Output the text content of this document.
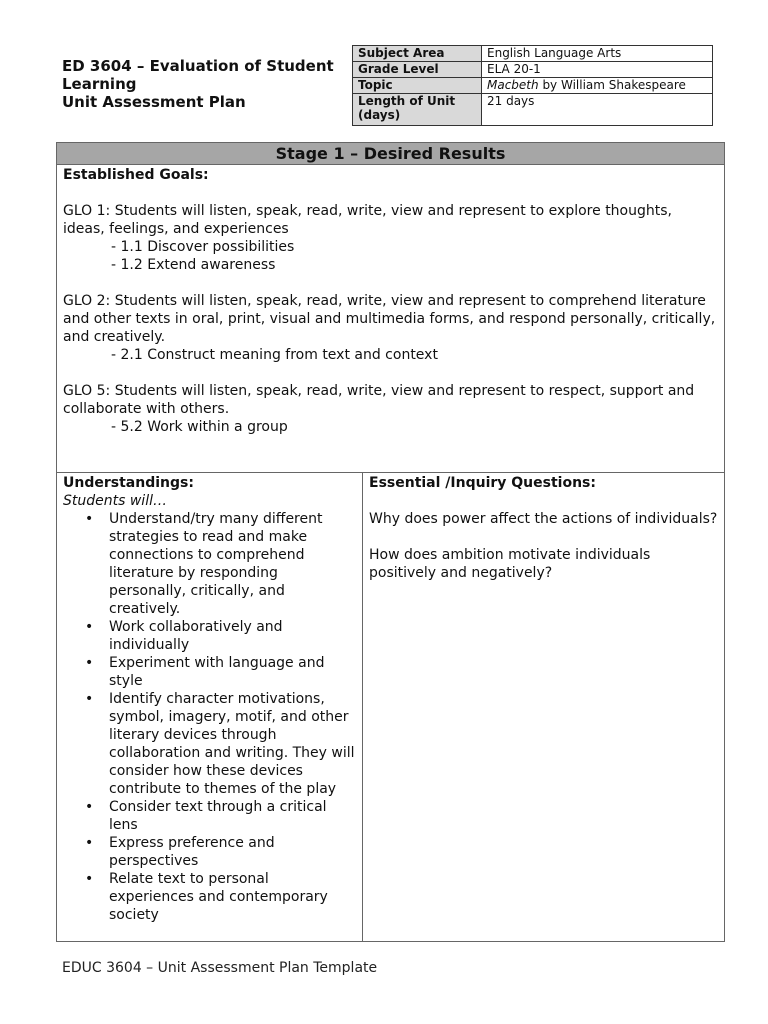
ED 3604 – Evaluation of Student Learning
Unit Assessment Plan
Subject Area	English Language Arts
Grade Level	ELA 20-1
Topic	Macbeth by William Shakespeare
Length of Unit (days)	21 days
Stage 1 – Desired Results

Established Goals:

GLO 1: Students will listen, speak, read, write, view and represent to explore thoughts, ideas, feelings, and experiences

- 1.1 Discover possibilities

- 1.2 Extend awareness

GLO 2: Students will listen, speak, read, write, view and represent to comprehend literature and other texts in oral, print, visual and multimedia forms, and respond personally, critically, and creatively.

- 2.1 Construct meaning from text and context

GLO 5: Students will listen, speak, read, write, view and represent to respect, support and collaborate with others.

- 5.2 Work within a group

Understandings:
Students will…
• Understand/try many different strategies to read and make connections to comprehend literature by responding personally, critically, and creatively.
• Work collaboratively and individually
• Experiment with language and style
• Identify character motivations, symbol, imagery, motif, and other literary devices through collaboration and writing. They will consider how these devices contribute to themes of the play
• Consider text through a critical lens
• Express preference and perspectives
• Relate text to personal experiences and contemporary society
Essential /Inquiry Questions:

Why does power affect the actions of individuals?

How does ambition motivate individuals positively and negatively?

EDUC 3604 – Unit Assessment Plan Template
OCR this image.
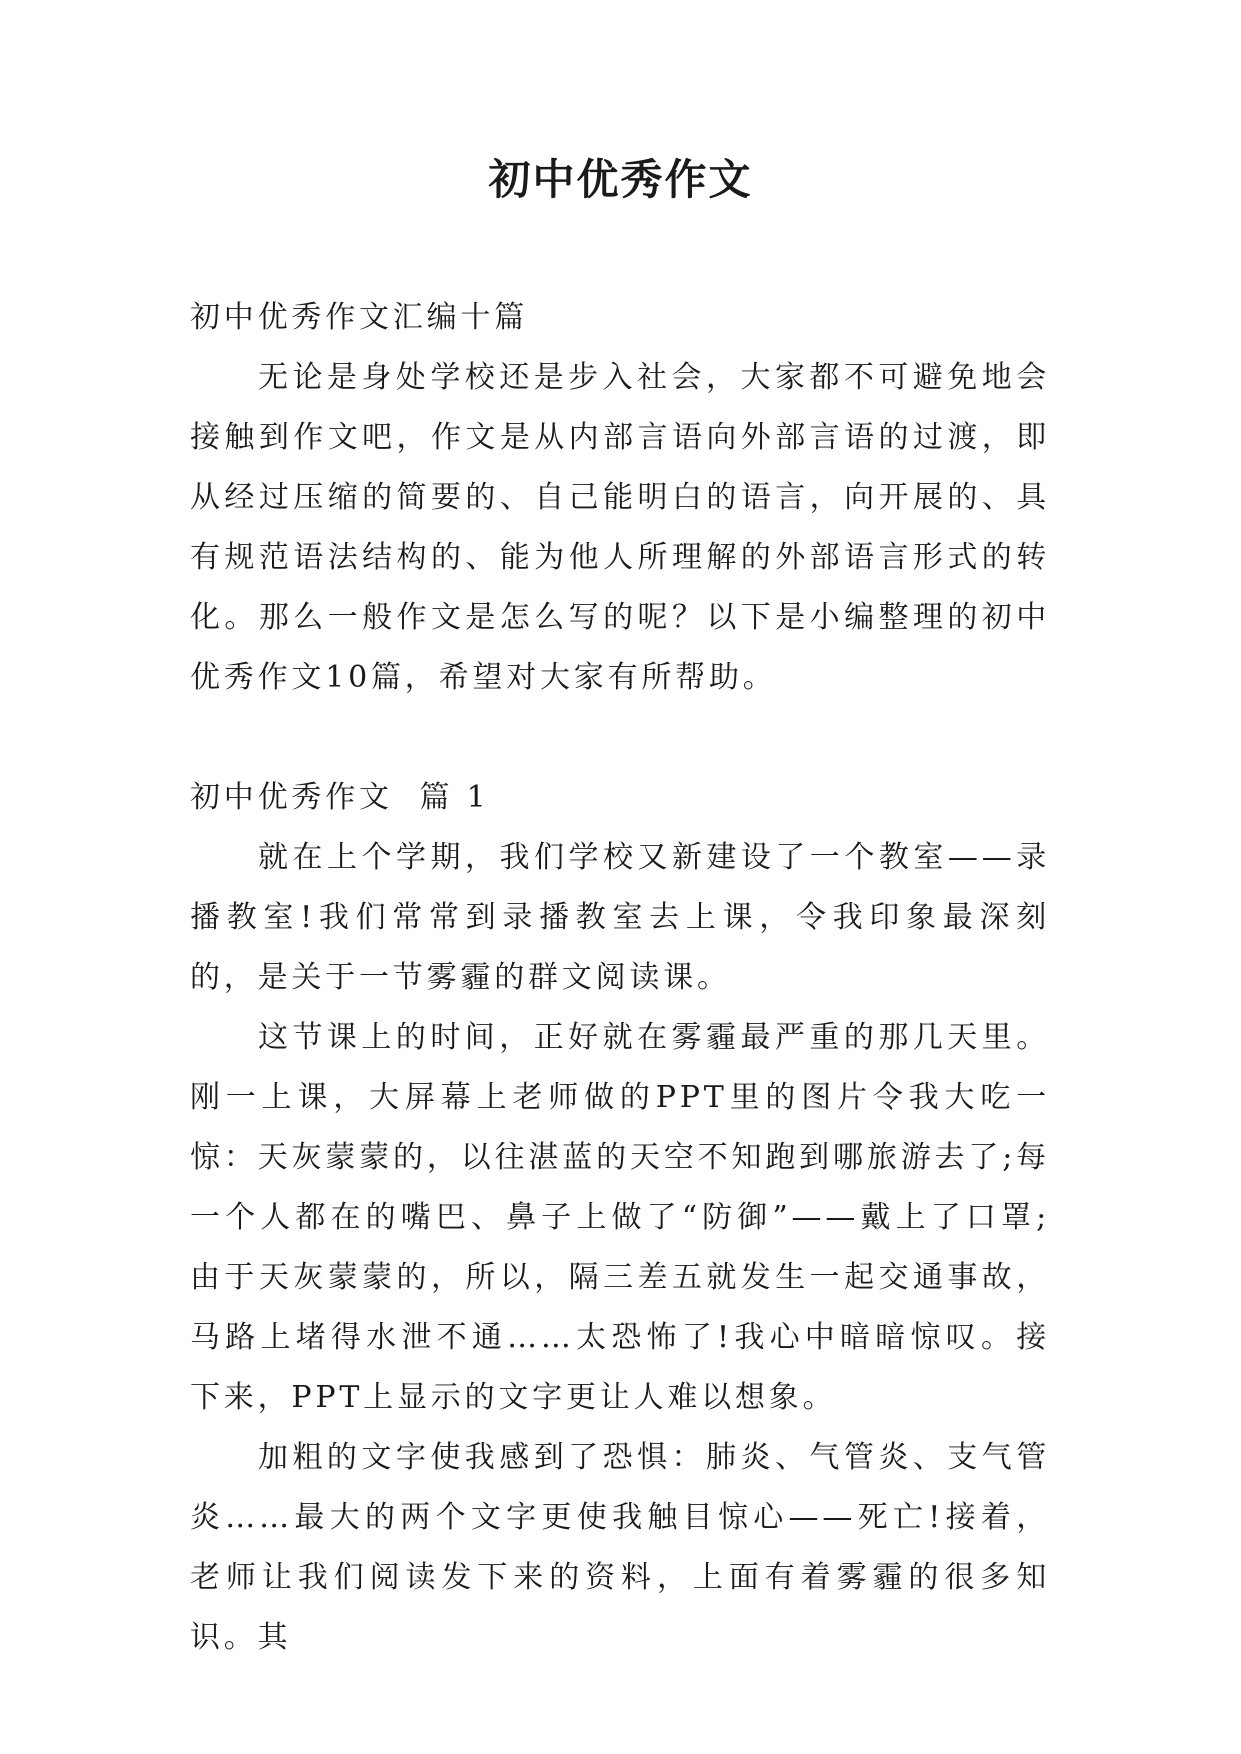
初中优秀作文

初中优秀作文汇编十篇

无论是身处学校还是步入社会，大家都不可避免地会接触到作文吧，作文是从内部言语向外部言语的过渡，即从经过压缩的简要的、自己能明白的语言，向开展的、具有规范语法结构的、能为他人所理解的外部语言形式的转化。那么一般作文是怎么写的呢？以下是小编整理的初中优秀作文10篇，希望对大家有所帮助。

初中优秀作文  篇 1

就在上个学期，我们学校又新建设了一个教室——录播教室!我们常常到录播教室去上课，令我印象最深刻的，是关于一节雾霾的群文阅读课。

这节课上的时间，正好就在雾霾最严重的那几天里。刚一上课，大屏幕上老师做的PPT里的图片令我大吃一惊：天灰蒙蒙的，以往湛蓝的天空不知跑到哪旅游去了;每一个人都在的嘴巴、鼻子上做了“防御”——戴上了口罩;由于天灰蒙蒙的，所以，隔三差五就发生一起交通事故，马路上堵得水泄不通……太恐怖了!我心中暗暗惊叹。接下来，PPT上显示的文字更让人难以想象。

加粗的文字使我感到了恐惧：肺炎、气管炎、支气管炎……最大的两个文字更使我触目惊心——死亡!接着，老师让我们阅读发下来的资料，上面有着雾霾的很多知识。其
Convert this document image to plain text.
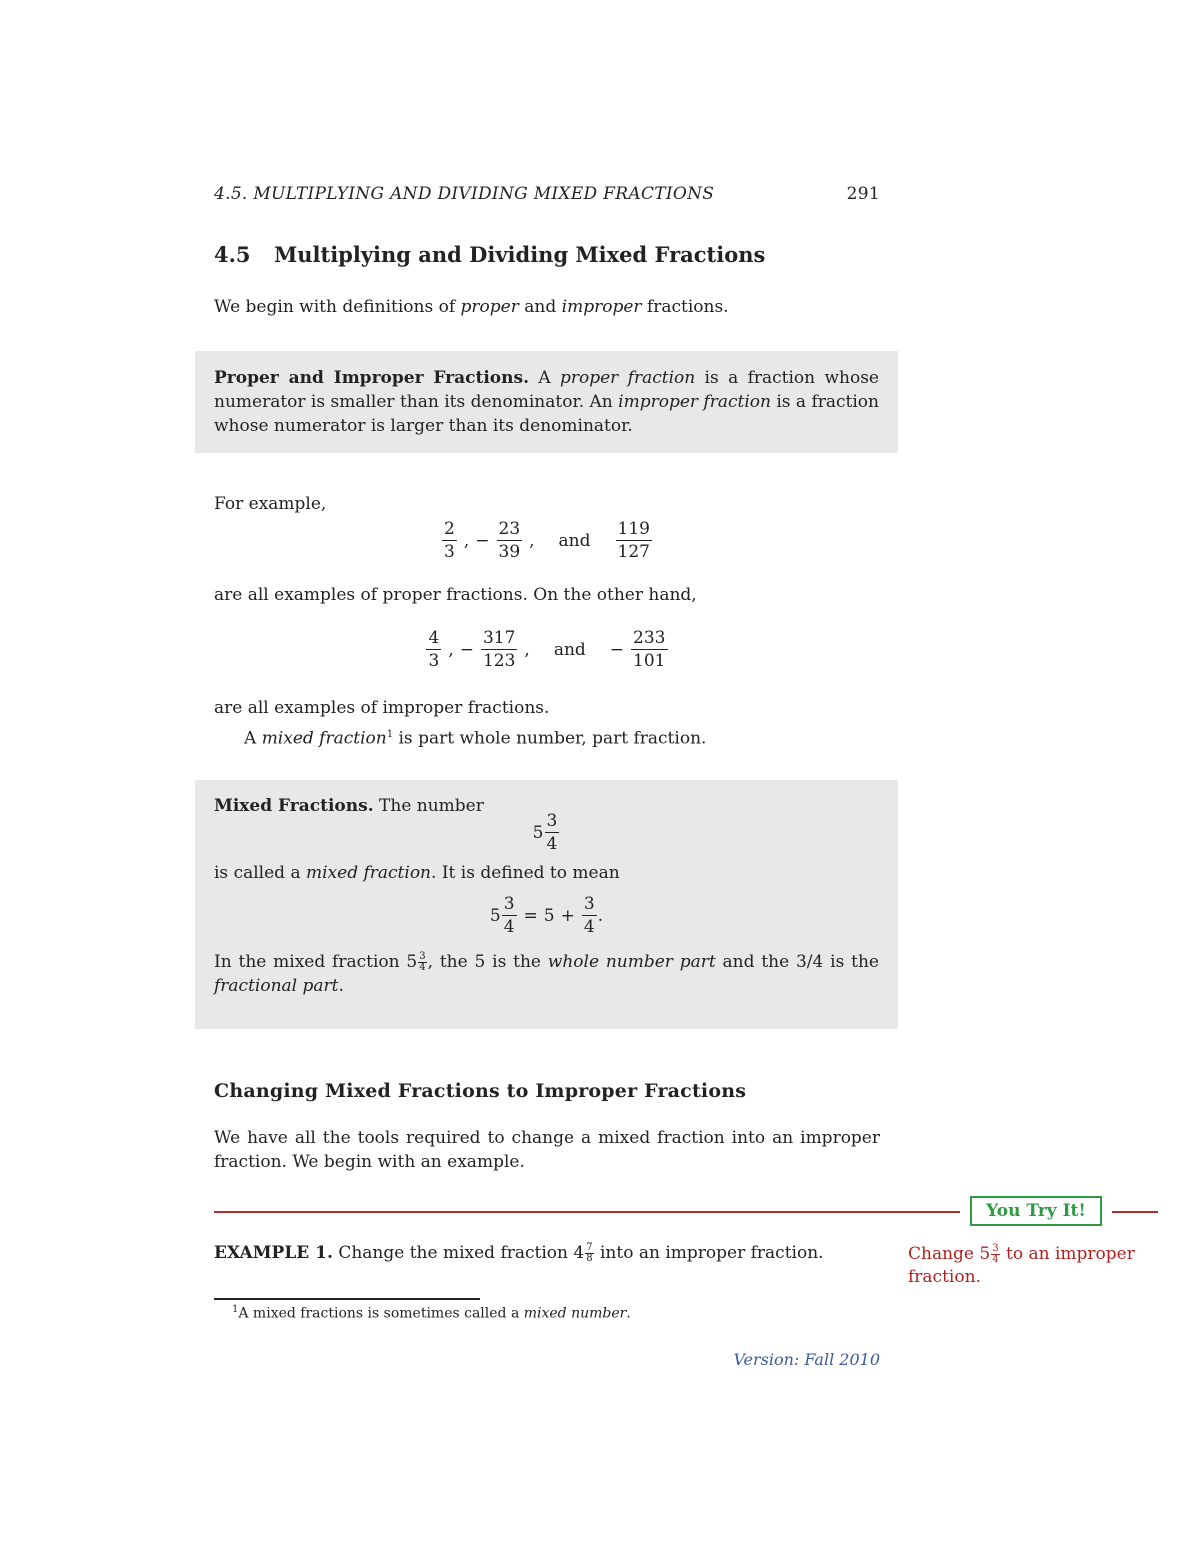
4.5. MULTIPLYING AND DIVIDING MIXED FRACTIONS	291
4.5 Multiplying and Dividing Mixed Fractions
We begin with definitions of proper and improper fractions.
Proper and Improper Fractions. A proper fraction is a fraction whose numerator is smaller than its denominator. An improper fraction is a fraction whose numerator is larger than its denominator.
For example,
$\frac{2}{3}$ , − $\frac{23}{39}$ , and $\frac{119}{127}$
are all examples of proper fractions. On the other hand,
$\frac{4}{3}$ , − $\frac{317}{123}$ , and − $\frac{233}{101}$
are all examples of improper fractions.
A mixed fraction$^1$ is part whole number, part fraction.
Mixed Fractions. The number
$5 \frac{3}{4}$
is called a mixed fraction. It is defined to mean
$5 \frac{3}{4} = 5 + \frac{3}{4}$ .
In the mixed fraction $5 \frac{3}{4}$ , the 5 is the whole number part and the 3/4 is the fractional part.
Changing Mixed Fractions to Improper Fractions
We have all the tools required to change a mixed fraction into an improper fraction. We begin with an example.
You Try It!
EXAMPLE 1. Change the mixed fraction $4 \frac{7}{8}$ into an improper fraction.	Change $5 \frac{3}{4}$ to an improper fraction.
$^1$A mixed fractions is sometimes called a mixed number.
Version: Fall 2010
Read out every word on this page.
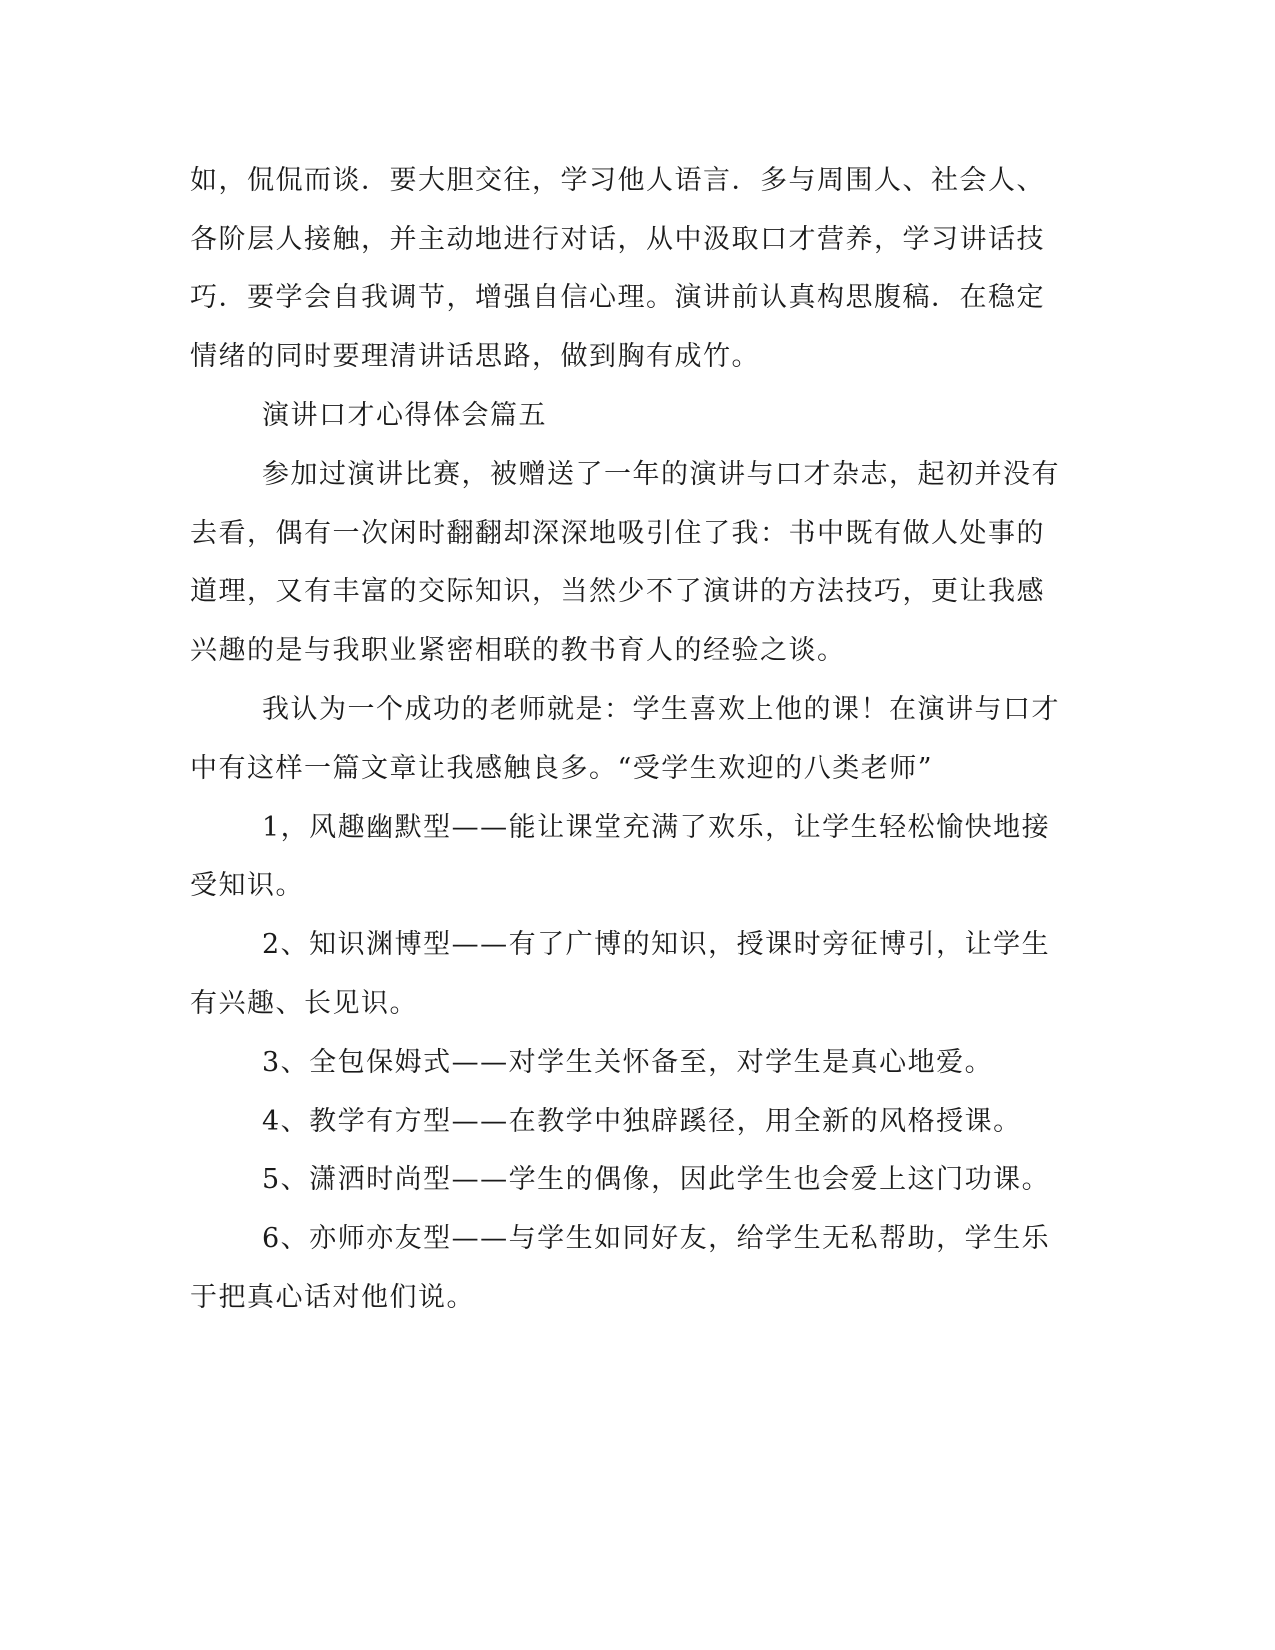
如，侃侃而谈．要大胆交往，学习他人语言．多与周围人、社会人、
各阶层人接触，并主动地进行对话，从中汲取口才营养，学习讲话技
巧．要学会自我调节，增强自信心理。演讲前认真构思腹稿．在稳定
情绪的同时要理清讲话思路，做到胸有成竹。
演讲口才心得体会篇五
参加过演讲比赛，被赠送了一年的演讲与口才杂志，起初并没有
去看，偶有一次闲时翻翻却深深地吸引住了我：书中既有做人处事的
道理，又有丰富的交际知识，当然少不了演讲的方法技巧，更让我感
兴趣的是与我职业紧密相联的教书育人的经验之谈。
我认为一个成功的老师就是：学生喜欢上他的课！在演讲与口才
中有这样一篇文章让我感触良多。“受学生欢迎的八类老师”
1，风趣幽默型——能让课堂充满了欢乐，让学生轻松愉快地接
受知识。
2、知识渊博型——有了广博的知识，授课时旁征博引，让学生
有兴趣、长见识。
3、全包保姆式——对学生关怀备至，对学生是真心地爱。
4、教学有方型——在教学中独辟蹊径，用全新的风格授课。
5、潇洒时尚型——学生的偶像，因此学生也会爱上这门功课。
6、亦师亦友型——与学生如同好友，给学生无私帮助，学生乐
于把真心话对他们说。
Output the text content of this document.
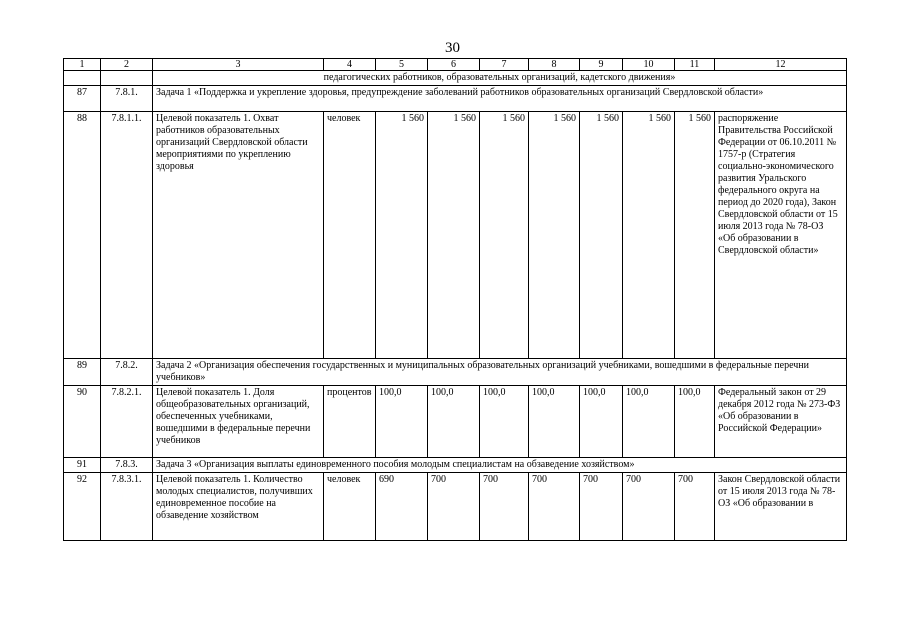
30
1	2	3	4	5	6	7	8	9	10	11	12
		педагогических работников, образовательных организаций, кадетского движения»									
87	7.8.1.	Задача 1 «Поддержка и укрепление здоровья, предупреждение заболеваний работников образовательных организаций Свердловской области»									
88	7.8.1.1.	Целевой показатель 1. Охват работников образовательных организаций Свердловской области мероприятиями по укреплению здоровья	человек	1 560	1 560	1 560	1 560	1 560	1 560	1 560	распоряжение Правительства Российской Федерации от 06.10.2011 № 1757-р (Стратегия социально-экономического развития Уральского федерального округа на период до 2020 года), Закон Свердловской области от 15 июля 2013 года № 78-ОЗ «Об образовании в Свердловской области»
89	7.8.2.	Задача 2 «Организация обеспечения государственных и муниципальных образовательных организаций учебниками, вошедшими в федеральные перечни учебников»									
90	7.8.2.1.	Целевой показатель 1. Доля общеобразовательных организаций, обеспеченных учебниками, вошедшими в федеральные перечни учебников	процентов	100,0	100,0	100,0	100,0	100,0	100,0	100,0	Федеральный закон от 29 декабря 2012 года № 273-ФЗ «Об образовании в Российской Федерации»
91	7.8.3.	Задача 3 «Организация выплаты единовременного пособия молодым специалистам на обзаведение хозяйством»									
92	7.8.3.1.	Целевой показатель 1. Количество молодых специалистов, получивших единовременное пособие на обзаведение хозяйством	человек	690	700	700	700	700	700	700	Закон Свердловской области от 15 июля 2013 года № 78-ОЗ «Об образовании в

Goal
Look for the word "personally" in every line of the listing and copy the lines that have it.

Exercise solution
GLO 2: Students will listen, speak, read, write, view and represent to comprehend literature and other texts in oral, print, visual and multimedia forms, and respond personally, critically, and creatively.
• Understand/try many different strategies to read and make connections to comprehend literature by responding personally, critically, and creatively.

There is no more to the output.